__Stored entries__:
--- Start ---

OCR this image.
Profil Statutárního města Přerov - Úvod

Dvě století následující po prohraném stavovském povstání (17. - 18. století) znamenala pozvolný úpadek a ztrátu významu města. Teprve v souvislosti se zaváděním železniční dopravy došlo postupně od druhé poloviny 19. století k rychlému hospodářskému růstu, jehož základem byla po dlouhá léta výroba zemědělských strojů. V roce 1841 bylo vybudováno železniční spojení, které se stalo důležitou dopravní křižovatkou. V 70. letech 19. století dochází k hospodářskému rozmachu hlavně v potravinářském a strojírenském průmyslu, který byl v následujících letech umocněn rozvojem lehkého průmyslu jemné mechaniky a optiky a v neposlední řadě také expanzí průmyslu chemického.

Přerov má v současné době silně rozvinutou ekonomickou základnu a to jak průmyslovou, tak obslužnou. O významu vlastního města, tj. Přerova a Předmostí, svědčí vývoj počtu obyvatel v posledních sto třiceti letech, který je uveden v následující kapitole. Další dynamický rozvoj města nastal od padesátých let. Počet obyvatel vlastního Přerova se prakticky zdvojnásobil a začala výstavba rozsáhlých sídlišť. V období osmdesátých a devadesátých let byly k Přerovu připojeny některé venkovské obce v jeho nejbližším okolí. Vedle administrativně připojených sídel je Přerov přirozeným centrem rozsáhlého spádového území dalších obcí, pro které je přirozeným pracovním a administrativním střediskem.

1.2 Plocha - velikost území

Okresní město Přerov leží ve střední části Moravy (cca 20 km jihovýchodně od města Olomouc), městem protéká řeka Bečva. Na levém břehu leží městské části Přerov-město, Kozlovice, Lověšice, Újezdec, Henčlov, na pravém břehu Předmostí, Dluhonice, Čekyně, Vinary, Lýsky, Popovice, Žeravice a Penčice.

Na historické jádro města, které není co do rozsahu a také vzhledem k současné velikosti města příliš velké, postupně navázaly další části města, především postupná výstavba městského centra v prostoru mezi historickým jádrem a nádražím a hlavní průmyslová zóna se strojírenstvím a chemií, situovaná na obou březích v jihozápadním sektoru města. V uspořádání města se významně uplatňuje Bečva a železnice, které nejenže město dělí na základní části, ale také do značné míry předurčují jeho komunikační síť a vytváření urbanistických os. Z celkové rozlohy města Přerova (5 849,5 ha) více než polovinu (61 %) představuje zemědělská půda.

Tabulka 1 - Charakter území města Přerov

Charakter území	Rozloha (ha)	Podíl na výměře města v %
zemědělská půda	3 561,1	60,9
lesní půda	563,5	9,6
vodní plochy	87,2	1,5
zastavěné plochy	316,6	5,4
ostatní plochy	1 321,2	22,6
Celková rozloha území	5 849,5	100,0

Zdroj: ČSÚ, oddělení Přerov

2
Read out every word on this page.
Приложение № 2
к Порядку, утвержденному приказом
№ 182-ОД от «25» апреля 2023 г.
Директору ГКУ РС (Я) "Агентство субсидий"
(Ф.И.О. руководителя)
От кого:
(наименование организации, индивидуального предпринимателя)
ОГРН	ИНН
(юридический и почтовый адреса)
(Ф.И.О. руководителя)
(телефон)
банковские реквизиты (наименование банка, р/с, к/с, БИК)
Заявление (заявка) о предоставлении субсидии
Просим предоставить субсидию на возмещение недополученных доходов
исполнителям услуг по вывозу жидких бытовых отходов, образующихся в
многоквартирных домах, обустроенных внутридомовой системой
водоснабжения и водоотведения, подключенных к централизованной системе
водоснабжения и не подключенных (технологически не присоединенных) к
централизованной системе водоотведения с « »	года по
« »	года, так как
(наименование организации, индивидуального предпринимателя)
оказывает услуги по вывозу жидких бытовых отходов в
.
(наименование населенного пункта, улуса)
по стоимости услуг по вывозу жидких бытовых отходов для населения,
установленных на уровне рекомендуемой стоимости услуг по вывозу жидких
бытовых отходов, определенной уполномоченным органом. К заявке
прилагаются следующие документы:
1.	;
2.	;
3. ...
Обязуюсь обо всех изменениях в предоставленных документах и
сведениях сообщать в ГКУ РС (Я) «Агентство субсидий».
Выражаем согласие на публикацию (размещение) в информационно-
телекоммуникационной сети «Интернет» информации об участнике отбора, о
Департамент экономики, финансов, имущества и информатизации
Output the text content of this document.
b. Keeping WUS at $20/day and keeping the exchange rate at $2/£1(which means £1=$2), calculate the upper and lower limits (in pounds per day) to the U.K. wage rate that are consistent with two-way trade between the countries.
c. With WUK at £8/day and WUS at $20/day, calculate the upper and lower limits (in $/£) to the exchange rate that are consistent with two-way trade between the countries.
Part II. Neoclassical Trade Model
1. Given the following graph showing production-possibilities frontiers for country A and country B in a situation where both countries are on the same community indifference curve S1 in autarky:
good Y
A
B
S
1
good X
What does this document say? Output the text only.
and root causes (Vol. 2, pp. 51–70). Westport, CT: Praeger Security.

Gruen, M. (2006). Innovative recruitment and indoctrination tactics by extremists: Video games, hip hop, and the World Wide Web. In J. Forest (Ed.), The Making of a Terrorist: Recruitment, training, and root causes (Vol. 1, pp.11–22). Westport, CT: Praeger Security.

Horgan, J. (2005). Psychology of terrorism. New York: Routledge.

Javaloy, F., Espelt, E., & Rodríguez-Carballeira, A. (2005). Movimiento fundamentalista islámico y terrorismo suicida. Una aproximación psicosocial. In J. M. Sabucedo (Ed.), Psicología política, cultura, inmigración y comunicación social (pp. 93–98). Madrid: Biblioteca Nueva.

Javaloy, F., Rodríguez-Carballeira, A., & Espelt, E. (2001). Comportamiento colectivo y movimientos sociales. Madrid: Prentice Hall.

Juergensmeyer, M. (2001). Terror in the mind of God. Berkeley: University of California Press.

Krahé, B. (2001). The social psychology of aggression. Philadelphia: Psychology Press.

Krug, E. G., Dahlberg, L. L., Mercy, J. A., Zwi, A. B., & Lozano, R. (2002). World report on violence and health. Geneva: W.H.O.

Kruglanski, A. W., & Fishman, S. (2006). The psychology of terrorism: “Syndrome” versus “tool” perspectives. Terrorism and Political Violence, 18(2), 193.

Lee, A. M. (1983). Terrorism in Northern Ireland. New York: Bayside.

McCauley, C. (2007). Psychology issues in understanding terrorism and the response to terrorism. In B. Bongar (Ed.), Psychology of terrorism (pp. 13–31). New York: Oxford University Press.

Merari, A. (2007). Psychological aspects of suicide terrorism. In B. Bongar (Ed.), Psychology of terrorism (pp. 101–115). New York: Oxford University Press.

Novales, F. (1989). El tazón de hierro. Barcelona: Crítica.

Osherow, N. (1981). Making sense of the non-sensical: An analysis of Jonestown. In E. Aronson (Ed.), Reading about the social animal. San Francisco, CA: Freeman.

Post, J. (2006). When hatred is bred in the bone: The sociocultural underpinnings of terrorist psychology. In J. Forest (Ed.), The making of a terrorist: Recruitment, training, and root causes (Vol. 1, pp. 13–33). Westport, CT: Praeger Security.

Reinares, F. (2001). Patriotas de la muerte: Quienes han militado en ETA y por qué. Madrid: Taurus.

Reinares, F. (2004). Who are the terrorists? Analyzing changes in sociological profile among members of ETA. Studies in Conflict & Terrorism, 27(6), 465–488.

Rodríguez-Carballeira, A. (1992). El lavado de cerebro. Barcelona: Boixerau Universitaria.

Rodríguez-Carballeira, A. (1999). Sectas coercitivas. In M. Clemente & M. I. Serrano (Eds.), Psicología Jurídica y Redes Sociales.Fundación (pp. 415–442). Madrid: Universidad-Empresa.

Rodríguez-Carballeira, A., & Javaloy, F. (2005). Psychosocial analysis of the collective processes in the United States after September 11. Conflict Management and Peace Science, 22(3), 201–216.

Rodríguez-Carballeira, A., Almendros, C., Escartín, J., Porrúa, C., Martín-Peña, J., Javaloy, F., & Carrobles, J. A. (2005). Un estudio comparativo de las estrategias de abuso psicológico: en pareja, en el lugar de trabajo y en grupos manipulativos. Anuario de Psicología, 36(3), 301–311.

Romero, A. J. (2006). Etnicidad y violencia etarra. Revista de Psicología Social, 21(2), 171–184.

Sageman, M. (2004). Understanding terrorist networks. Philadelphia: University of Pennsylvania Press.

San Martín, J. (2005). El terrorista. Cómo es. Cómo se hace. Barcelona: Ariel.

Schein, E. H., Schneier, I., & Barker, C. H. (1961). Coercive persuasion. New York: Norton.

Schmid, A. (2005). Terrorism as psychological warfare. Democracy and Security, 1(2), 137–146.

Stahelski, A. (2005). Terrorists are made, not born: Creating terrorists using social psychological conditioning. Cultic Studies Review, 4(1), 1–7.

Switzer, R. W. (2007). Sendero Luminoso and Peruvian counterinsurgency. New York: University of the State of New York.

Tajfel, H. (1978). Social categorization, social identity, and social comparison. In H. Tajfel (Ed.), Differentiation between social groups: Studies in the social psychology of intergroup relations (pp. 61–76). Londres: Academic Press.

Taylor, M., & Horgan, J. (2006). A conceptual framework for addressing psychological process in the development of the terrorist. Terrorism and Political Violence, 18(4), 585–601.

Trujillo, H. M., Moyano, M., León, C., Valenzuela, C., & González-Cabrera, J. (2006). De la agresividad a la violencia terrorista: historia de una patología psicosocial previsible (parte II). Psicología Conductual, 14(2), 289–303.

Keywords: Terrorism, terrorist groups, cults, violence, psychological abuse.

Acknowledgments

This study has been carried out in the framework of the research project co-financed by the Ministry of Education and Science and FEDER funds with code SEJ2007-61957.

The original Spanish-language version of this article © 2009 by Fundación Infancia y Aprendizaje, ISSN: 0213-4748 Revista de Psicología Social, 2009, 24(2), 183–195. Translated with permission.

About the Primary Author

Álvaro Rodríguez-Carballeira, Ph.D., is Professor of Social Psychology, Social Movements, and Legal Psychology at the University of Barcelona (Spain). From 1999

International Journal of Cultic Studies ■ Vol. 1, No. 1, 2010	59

--- End ---

__Set task__: Show the lines of the material that contain the word "централизованной".

__Correct result__:
водоснабжения и водоотведения, подключенных к централизованной системе
централизованной системе водоотведения с « »	года по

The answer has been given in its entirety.